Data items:
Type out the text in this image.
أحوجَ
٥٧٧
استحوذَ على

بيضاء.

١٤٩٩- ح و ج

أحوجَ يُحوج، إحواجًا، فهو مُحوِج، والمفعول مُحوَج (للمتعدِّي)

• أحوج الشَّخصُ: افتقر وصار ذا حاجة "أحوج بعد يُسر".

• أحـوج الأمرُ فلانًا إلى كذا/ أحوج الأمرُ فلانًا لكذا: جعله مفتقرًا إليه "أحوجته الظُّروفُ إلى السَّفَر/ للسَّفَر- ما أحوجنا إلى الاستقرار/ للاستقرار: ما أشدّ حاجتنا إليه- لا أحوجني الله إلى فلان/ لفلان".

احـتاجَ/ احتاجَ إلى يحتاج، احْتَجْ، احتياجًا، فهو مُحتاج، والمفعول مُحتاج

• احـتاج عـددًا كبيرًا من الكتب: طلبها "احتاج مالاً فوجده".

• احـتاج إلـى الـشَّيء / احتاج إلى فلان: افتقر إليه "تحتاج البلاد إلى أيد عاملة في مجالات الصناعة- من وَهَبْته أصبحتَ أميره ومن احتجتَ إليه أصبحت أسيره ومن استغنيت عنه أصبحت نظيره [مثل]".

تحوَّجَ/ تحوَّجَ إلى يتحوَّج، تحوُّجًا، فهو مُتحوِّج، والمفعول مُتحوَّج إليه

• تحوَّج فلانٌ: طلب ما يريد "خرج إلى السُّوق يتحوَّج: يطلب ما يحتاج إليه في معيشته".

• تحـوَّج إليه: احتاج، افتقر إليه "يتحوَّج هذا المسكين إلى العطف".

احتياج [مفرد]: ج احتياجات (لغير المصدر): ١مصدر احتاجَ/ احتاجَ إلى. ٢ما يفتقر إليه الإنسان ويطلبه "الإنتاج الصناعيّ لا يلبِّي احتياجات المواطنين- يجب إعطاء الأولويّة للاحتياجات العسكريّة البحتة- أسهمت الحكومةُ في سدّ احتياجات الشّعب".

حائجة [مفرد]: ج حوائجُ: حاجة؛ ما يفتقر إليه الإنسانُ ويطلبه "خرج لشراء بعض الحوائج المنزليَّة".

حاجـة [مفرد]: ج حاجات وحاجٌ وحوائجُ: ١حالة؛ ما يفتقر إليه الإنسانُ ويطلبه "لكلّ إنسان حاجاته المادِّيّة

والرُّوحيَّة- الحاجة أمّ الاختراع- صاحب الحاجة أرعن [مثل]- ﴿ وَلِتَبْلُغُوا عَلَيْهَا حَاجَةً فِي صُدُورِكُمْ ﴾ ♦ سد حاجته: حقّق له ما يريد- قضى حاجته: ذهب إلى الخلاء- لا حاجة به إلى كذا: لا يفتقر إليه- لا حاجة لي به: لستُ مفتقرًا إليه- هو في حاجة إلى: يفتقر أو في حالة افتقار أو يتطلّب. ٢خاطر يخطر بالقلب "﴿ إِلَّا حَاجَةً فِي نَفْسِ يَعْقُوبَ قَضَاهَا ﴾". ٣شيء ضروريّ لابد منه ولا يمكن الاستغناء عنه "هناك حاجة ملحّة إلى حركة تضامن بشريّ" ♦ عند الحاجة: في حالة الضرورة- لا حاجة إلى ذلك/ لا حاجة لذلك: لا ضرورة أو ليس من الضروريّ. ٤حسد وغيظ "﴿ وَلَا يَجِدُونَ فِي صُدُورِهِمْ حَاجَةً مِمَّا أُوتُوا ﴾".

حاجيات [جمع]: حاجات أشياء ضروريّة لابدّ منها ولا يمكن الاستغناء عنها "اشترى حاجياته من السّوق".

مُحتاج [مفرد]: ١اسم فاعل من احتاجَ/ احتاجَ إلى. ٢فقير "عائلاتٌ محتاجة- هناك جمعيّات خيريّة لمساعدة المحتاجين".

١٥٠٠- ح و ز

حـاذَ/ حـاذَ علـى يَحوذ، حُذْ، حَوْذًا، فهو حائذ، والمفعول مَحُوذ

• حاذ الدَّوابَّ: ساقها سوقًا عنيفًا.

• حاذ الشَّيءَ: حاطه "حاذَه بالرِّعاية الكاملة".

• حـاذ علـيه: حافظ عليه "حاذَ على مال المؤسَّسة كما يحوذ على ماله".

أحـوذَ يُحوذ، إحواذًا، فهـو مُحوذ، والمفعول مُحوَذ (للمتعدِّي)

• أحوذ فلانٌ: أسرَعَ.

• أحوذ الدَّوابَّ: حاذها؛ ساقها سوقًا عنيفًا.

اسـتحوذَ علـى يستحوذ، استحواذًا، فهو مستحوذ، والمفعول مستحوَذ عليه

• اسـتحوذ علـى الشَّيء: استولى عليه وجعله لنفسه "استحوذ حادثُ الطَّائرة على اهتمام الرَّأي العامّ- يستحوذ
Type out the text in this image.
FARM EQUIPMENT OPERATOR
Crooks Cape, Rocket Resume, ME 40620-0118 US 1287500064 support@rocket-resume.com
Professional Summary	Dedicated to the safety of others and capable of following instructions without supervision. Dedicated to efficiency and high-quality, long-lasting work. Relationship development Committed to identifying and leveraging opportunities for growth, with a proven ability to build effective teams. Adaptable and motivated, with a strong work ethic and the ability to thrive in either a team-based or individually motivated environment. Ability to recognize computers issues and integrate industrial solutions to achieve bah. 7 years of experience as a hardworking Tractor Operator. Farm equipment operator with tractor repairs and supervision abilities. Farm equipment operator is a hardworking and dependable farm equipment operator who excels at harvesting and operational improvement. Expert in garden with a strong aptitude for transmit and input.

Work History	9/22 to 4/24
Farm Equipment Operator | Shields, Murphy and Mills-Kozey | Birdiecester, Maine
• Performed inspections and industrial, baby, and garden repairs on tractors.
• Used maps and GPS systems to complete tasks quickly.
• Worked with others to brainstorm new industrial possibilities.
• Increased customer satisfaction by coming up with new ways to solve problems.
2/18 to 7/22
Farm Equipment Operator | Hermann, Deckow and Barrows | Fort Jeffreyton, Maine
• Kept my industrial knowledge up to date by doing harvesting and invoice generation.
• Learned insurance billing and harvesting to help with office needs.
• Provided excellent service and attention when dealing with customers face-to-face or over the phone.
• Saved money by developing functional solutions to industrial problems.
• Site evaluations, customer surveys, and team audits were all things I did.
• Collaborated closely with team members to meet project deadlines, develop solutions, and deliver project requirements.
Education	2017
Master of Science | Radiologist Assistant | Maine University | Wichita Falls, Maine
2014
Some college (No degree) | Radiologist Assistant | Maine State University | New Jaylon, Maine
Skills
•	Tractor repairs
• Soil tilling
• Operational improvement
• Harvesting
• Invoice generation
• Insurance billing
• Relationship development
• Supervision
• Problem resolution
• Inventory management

#### Stated goal
In the listing, find each line with the string "فلان" and copy it.

#### Final answer
• أحـوج الأمرُ فلانًا إلى كذا/ أحوج الأمرُ فلانًا لكذا: جعله مفتقرًا إليه "أحوجته الظُّروفُ إلى السَّفَر/ للسَّفَر- ما أحوجنا إلى الاستقرار/ للاستقرار: ما أشدّ حاجتنا إليه- لا أحوجني الله إلى فلان/ لفلان".
• احـتاج إلـى الـشَّيء / احتاج إلى فلان: افتقر إليه "تحتاج البلاد إلى أيد عاملة في مجالات الصناعة- من وَهَبْته أصبحتَ أميره ومن احتجتَ إليه أصبحت أسيره ومن استغنيت عنه أصبحت نظيره [مثل]".
• تحوَّج فلانٌ: طلب ما يريد "خرج إلى السُّوق يتحوَّج: يطلب ما يحتاج إليه في معيشته".
• أحوذ فلانٌ: أسرَعَ.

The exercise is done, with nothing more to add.